Short task: Report all lines holding "Society".

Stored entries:

------------

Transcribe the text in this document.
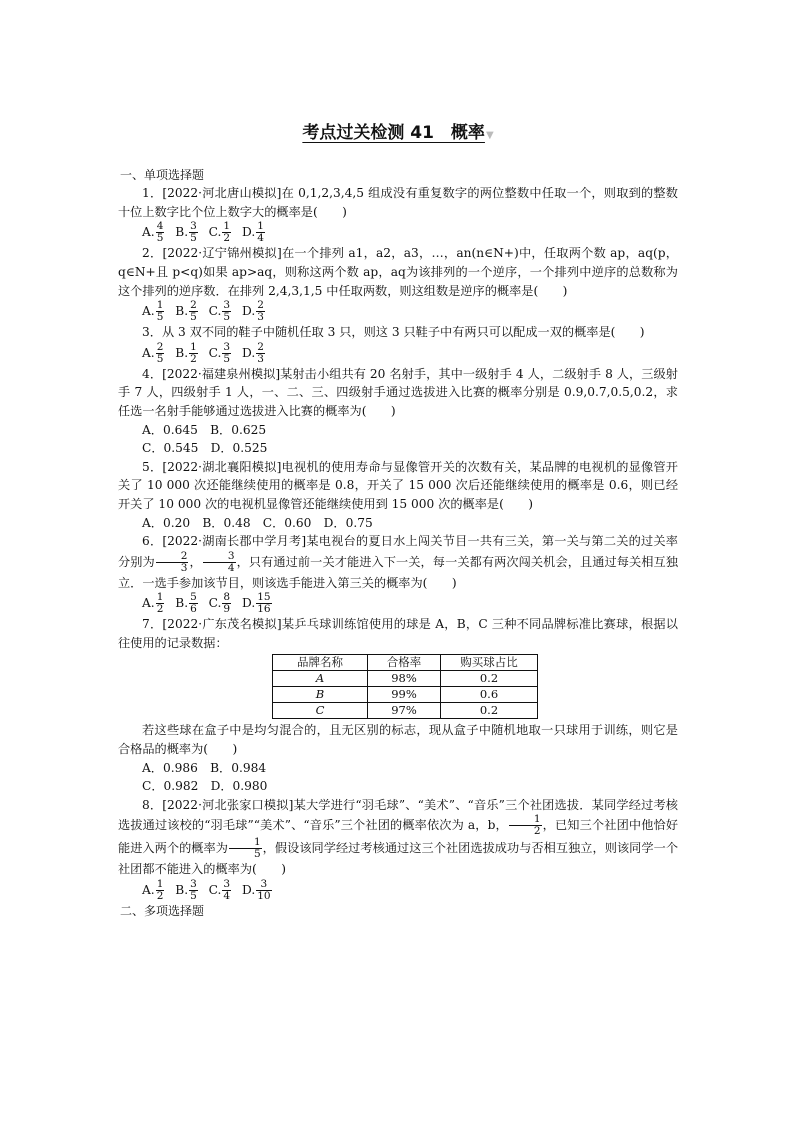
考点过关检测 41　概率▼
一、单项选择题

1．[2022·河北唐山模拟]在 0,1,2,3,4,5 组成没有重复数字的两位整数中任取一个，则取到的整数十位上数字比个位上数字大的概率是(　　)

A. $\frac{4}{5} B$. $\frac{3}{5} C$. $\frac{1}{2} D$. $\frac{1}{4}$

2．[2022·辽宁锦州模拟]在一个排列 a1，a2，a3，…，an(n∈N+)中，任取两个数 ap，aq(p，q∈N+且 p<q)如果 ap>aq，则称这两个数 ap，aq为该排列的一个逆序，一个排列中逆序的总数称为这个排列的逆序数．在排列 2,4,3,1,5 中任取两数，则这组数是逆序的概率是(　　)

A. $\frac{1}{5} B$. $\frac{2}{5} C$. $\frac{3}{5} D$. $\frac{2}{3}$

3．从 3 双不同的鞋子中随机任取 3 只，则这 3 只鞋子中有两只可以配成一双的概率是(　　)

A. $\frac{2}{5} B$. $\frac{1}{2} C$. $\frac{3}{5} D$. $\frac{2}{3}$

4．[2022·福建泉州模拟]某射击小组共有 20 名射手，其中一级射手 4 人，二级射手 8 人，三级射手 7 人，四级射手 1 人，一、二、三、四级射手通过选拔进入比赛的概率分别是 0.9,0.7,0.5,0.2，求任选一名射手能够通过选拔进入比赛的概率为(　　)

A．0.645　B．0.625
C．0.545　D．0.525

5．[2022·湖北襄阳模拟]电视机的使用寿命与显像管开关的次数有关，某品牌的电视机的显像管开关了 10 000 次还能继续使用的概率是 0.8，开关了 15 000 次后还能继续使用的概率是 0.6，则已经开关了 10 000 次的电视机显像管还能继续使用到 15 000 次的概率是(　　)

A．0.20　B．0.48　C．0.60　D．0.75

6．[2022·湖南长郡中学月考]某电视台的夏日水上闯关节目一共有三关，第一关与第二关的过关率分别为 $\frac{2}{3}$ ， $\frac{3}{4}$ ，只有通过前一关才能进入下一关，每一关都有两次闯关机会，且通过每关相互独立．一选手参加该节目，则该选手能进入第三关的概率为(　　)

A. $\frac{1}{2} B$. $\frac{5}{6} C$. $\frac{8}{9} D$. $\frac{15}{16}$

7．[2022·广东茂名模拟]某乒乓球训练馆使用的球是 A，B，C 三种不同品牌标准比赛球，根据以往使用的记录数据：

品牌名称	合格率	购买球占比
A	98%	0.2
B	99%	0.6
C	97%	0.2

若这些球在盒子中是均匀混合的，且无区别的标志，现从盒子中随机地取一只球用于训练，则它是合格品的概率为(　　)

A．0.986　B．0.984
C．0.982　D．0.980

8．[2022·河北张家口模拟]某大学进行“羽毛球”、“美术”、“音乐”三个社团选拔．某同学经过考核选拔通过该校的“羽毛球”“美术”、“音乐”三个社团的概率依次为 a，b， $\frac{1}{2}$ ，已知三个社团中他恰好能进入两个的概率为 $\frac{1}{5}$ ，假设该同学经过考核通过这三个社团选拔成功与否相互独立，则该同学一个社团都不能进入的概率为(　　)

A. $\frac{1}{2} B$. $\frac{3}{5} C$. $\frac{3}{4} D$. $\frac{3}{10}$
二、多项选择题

------------

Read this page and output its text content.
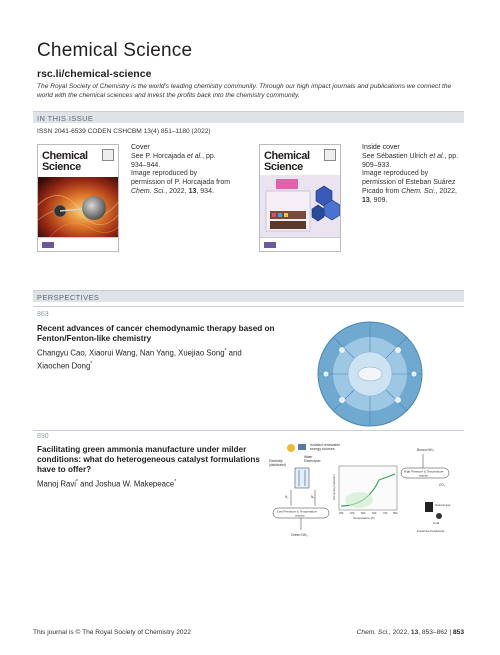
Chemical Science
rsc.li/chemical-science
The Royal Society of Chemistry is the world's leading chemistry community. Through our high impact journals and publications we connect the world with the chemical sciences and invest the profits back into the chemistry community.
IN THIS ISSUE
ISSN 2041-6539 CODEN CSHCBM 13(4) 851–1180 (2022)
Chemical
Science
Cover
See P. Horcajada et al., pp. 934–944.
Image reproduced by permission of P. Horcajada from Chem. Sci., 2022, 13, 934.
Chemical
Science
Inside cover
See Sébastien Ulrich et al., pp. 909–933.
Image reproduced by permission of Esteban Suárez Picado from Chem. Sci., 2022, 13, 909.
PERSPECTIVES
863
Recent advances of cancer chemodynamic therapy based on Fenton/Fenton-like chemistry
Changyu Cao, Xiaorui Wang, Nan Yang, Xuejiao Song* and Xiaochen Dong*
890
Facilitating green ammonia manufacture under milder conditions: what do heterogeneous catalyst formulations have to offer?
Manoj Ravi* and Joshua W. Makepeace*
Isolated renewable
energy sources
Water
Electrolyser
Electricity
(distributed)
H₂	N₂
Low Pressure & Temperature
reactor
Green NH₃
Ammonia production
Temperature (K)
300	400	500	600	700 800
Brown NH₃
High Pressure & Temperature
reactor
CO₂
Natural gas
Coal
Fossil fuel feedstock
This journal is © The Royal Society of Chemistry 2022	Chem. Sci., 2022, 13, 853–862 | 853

------------

Exercise answer:
The Royal Society of Chemistry is the world's leading chemistry community. Through our high impact journals and publications we connect the world with the chemical sciences and invest the profits back into the chemistry community.
This journal is © The Royal Society of Chemistry 2022	Chem. Sci., 2022, 13, 853–862 | 853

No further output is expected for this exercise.